TASK STATEMENT: Reproduce all of the material word for word.
#### EXERCISE DATA ####
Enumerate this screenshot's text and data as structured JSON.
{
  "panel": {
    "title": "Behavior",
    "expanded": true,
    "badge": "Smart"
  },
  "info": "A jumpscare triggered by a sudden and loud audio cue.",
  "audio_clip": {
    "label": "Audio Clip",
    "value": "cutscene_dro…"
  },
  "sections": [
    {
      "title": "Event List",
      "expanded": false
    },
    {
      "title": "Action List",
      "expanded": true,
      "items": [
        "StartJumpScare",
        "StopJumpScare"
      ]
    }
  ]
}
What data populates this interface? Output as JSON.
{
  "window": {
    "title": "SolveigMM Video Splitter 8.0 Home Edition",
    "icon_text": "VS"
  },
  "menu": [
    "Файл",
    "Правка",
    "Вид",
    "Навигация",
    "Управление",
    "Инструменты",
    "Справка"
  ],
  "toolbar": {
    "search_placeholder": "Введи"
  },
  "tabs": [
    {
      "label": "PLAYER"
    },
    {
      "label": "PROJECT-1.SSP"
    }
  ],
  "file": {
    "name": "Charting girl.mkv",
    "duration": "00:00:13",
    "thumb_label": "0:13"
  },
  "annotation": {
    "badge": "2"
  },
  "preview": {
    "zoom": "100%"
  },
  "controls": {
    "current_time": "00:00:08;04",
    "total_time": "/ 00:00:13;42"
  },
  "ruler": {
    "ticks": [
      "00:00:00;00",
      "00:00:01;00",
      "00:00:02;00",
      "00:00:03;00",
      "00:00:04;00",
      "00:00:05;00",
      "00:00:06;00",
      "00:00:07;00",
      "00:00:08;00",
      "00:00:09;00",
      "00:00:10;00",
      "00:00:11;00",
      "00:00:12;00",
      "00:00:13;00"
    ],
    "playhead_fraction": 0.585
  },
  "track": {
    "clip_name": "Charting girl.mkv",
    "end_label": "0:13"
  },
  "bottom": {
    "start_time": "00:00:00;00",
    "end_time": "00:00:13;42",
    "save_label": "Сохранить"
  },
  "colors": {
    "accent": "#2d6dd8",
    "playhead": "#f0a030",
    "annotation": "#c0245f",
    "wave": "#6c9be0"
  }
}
####
COMPLETED EXERCISE:
Enumerate this screenshot's text and data as structured JSON.
{
  "panel": {
    "title": "Behavior",
    "expanded": true,
    "badge": "Smart"
  },
  "info": "A jumpscare triggered by a sudden and loud audio cue.",
  "audio_clip": {
    "label": "Audio Clip",
    "value": "cutscene_dro…"
  },
  "sections": [
    {
      "title": "Event List",
      "expanded": false
    },
    {
      "title": "Action List",
      "expanded": true,
      "items": [
        "StartJumpScare",
        "StopJumpScare"
      ]
    }
  ]
}
What data populates this interface? Output as JSON.
{
  "window": {
    "title": "SolveigMM Video Splitter 8.0 Home Edition",
    "icon_text": "VS"
  },
  "menu": [
    "Файл",
    "Правка",
    "Вид",
    "Навигация",
    "Управление",
    "Инструменты",
    "Справка"
  ],
  "toolbar": {
    "search_placeholder": "Введи"
  },
  "tabs": [
    {
      "label": "PLAYER"
    },
    {
      "label": "PROJECT-1.SSP"
    }
  ],
  "file": {
    "name": "Charting girl.mkv",
    "duration": "00:00:13",
    "thumb_label": "0:13"
  },
  "annotation": {
    "badge": "2"
  },
  "preview": {
    "zoom": "100%"
  },
  "controls": {
    "current_time": "00:00:08;04",
    "total_time": "/ 00:00:13;42"
  },
  "ruler": {
    "ticks": [
      "00:00:00;00",
      "00:00:01;00",
      "00:00:02;00",
      "00:00:03;00",
      "00:00:04;00",
      "00:00:05;00",
      "00:00:06;00",
      "00:00:07;00",
      "00:00:08;00",
      "00:00:09;00",
      "00:00:10;00",
      "00:00:11;00",
      "00:00:12;00",
      "00:00:13;00"
    ],
    "playhead_fraction": 0.585
  },
  "track": {
    "clip_name": "Charting girl.mkv",
    "end_label": "0:13"
  },
  "bottom": {
    "start_time": "00:00:00;00",
    "end_time": "00:00:13;42",
    "save_label": "Сохранить"
  },
  "colors": {
    "accent": "#2d6dd8",
    "playhead": "#f0a030",
    "annotation": "#c0245f",
    "wave": "#6c9be0"
  }
}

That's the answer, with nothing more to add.